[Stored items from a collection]
>>>

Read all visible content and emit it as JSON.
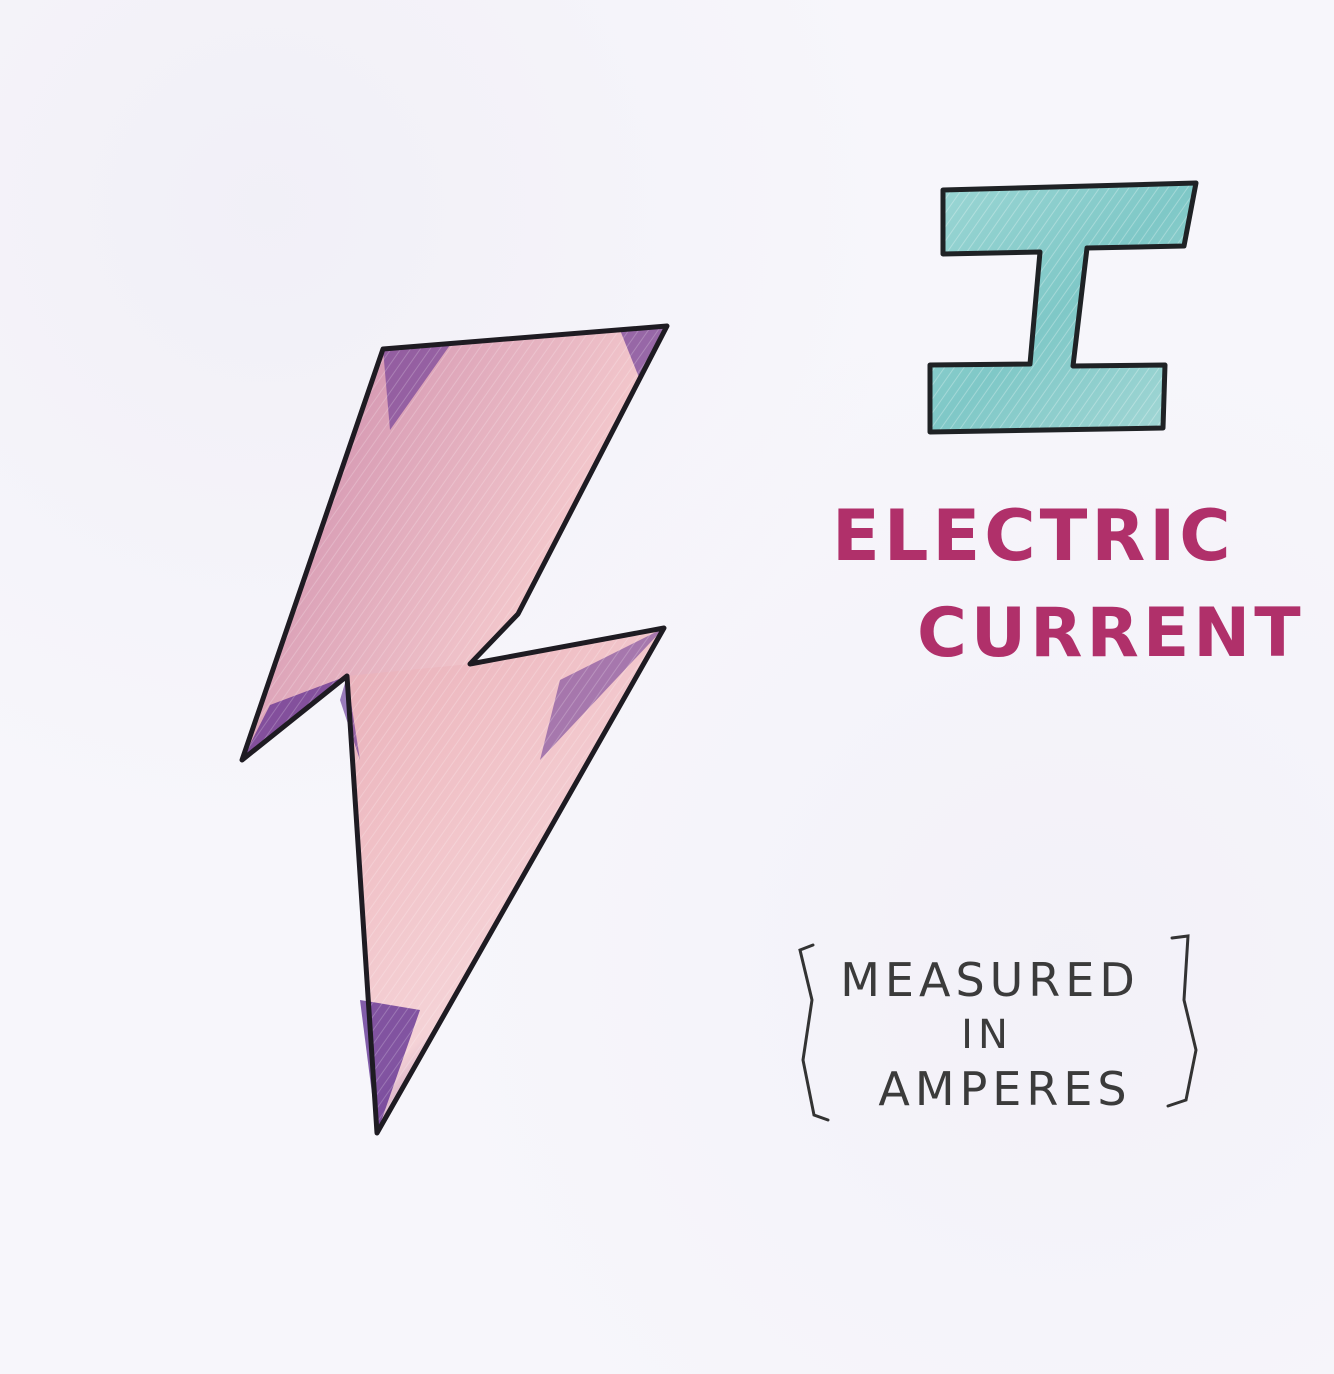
{
  "symbol": {
    "letter": "I",
    "color": "#8ecfcf"
  },
  "label": {
    "line1": "ELECTRIC",
    "line2": "CURRENT",
    "color": "#b0306a"
  },
  "unit_note": {
    "line1": "MEASURED",
    "line2": "IN",
    "line3": "AMPERES"
  },
  "bolt": {
    "icon": "lightning-bolt-icon",
    "fill": "#f2c8cc",
    "shade": "#5b2a8f"
  }
}
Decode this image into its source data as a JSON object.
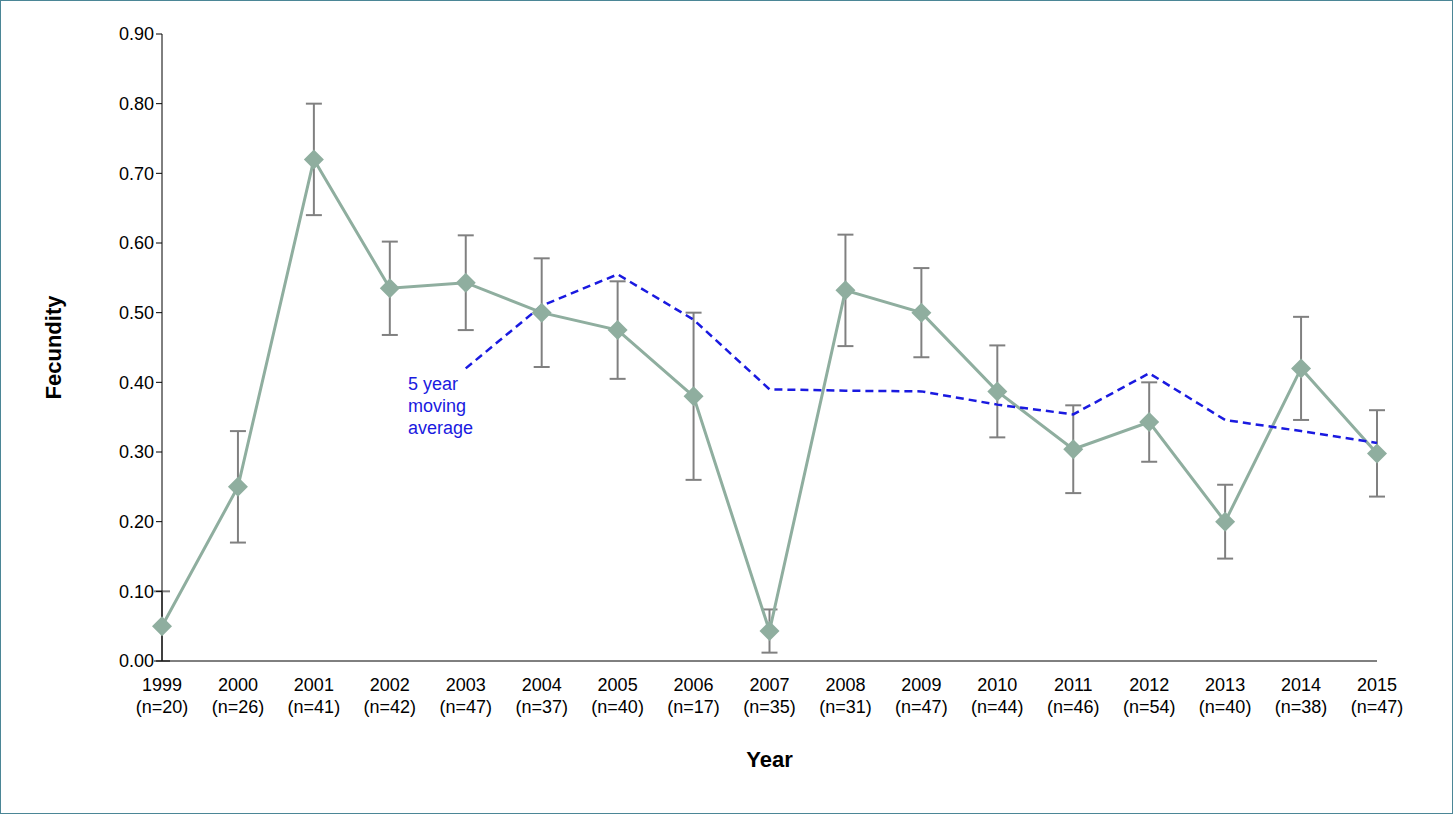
{
  "chart_data": {
    "type": "line",
    "x_label": "Year",
    "y_label": "Fecundity",
    "annotation": "5 year moving average",
    "categories": [
      "1999 (n=20)",
      "2000 (n=26)",
      "2001 (n=41)",
      "2002 (n=42)",
      "2003 (n=47)",
      "2004 (n=37)",
      "2005 (n=40)",
      "2006 (n=17)",
      "2007 (n=35)",
      "2008 (n=31)",
      "2009 (n=47)",
      "2010 (n=44)",
      "2011 (n=46)",
      "2012 (n=54)",
      "2013 (n=40)",
      "2014 (n=38)",
      "2015 (n=47)"
    ],
    "series": [
      {
        "name": "Fecundity",
        "color": "#8fae9f",
        "marker": "diamond",
        "line_style": "solid",
        "values": [
          0.05,
          0.25,
          0.72,
          0.535,
          0.543,
          0.5,
          0.475,
          0.38,
          0.043,
          0.532,
          0.5,
          0.387,
          0.304,
          0.343,
          0.2,
          0.42,
          0.298
        ],
        "errors": [
          0.05,
          0.08,
          0.08,
          0.067,
          0.068,
          0.078,
          0.07,
          0.12,
          0.031,
          0.08,
          0.064,
          0.066,
          0.063,
          0.057,
          0.053,
          0.074,
          0.062
        ]
      },
      {
        "name": "5 year moving average",
        "color": "#1a1ae0",
        "marker": "none",
        "line_style": "dashed",
        "values": [
          null,
          null,
          null,
          null,
          0.42,
          0.51,
          0.555,
          0.49,
          0.39,
          0.388,
          0.387,
          0.368,
          0.354,
          0.413,
          0.346,
          0.33,
          0.313
        ]
      }
    ],
    "ylim": [
      0,
      0.9
    ],
    "yticks": [
      {
        "value": 0,
        "label": "0.00"
      },
      {
        "value": 0.1,
        "label": "0.10"
      },
      {
        "value": 0.2,
        "label": "0.20"
      },
      {
        "value": 0.3,
        "label": "0.30"
      },
      {
        "value": 0.4,
        "label": "0.40"
      },
      {
        "value": 0.5,
        "label": "0.50"
      },
      {
        "value": 0.6,
        "label": "0.60"
      },
      {
        "value": 0.7,
        "label": "0.70"
      },
      {
        "value": 0.8,
        "label": "0.80"
      },
      {
        "value": 0.9,
        "label": "0.90"
      }
    ],
    "grid": false
  }
}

<<<

### What is being asked
Transcribe the records word for word and include no pictures.

### Response to this exercise
Read all visible content and emit it as JSON.
{
  "symbol": {
    "letter": "I",
    "color": "#8ecfcf"
  },
  "label": {
    "line1": "ELECTRIC",
    "line2": "CURRENT",
    "color": "#b0306a"
  },
  "unit_note": {
    "line1": "MEASURED",
    "line2": "IN",
    "line3": "AMPERES"
  },
  "bolt": {
    "icon": "lightning-bolt-icon",
    "fill": "#f2c8cc",
    "shade": "#5b2a8f"
  }
}
Decode this image into its source data as a JSON object.
{
  "chart_data": {
    "type": "line",
    "x_label": "Year",
    "y_label": "Fecundity",
    "annotation": "5 year moving average",
    "categories": [
      "1999 (n=20)",
      "2000 (n=26)",
      "2001 (n=41)",
      "2002 (n=42)",
      "2003 (n=47)",
      "2004 (n=37)",
      "2005 (n=40)",
      "2006 (n=17)",
      "2007 (n=35)",
      "2008 (n=31)",
      "2009 (n=47)",
      "2010 (n=44)",
      "2011 (n=46)",
      "2012 (n=54)",
      "2013 (n=40)",
      "2014 (n=38)",
      "2015 (n=47)"
    ],
    "series": [
      {
        "name": "Fecundity",
        "color": "#8fae9f",
        "marker": "diamond",
        "line_style": "solid",
        "values": [
          0.05,
          0.25,
          0.72,
          0.535,
          0.543,
          0.5,
          0.475,
          0.38,
          0.043,
          0.532,
          0.5,
          0.387,
          0.304,
          0.343,
          0.2,
          0.42,
          0.298
        ],
        "errors": [
          0.05,
          0.08,
          0.08,
          0.067,
          0.068,
          0.078,
          0.07,
          0.12,
          0.031,
          0.08,
          0.064,
          0.066,
          0.063,
          0.057,
          0.053,
          0.074,
          0.062
        ]
      },
      {
        "name": "5 year moving average",
        "color": "#1a1ae0",
        "marker": "none",
        "line_style": "dashed",
        "values": [
          null,
          null,
          null,
          null,
          0.42,
          0.51,
          0.555,
          0.49,
          0.39,
          0.388,
          0.387,
          0.368,
          0.354,
          0.413,
          0.346,
          0.33,
          0.313
        ]
      }
    ],
    "ylim": [
      0,
      0.9
    ],
    "yticks": [
      {
        "value": 0,
        "label": "0.00"
      },
      {
        "value": 0.1,
        "label": "0.10"
      },
      {
        "value": 0.2,
        "label": "0.20"
      },
      {
        "value": 0.3,
        "label": "0.30"
      },
      {
        "value": 0.4,
        "label": "0.40"
      },
      {
        "value": 0.5,
        "label": "0.50"
      },
      {
        "value": 0.6,
        "label": "0.60"
      },
      {
        "value": 0.7,
        "label": "0.70"
      },
      {
        "value": 0.8,
        "label": "0.80"
      },
      {
        "value": 0.9,
        "label": "0.90"
      }
    ],
    "grid": false
  }
}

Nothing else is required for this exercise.